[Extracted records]
____________
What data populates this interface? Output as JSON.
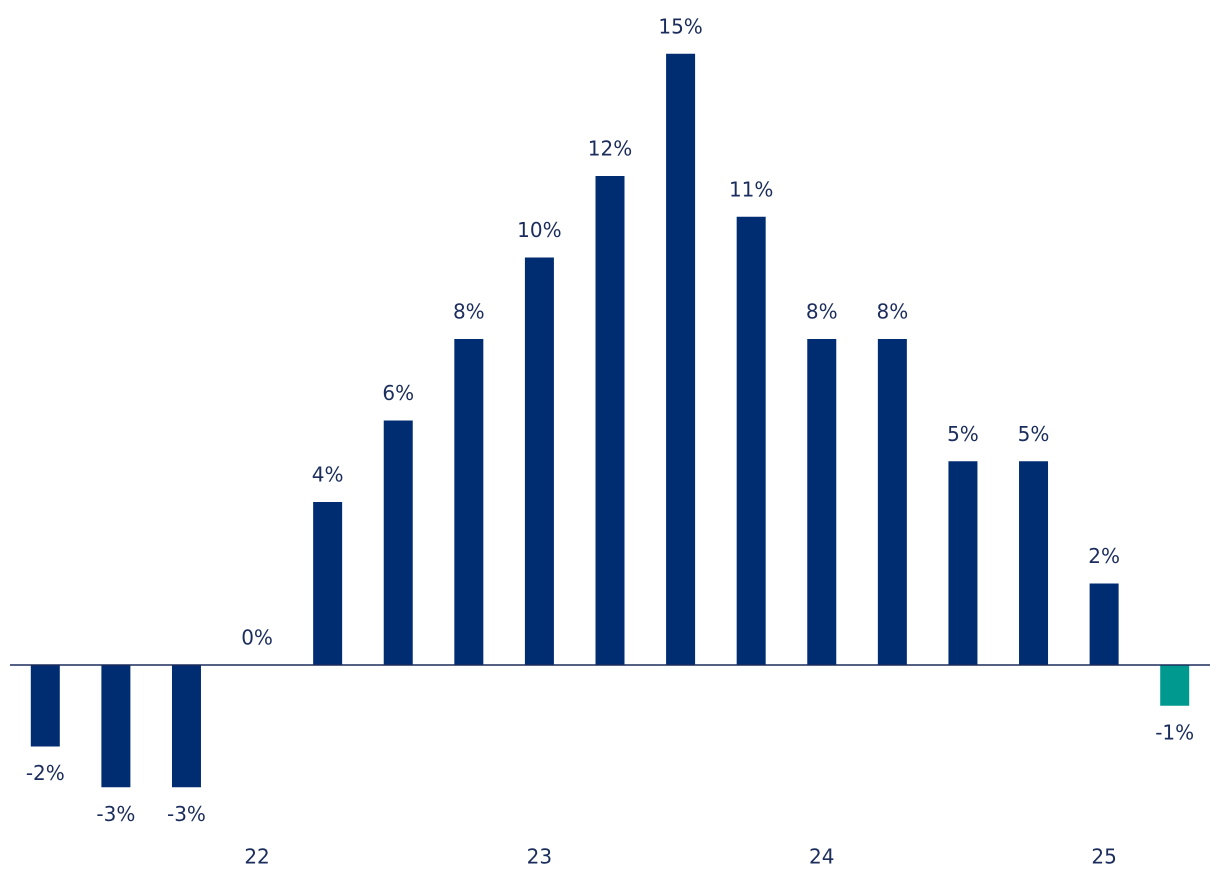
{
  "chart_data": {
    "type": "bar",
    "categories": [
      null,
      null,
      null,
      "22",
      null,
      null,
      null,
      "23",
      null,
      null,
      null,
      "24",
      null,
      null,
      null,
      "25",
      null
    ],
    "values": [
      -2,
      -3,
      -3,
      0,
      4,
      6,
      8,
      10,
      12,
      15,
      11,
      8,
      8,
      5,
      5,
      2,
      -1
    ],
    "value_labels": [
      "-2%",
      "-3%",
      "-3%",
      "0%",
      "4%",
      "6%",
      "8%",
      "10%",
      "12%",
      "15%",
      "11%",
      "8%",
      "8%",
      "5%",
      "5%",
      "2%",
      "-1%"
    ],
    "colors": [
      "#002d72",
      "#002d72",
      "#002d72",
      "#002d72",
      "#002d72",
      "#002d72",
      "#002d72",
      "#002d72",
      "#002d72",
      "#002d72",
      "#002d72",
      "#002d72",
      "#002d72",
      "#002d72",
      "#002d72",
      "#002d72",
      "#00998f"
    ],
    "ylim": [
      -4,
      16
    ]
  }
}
____________
Drop the images and repeat the data exactly.

**Solution to the problem**
What data populates this interface? Output as JSON.
{
  "chart_data": {
    "type": "bar",
    "categories": [
      null,
      null,
      null,
      "22",
      null,
      null,
      null,
      "23",
      null,
      null,
      null,
      "24",
      null,
      null,
      null,
      "25",
      null
    ],
    "values": [
      -2,
      -3,
      -3,
      0,
      4,
      6,
      8,
      10,
      12,
      15,
      11,
      8,
      8,
      5,
      5,
      2,
      -1
    ],
    "value_labels": [
      "-2%",
      "-3%",
      "-3%",
      "0%",
      "4%",
      "6%",
      "8%",
      "10%",
      "12%",
      "15%",
      "11%",
      "8%",
      "8%",
      "5%",
      "5%",
      "2%",
      "-1%"
    ],
    "colors": [
      "#002d72",
      "#002d72",
      "#002d72",
      "#002d72",
      "#002d72",
      "#002d72",
      "#002d72",
      "#002d72",
      "#002d72",
      "#002d72",
      "#002d72",
      "#002d72",
      "#002d72",
      "#002d72",
      "#002d72",
      "#002d72",
      "#00998f"
    ],
    "ylim": [
      -4,
      16
    ]
  }
}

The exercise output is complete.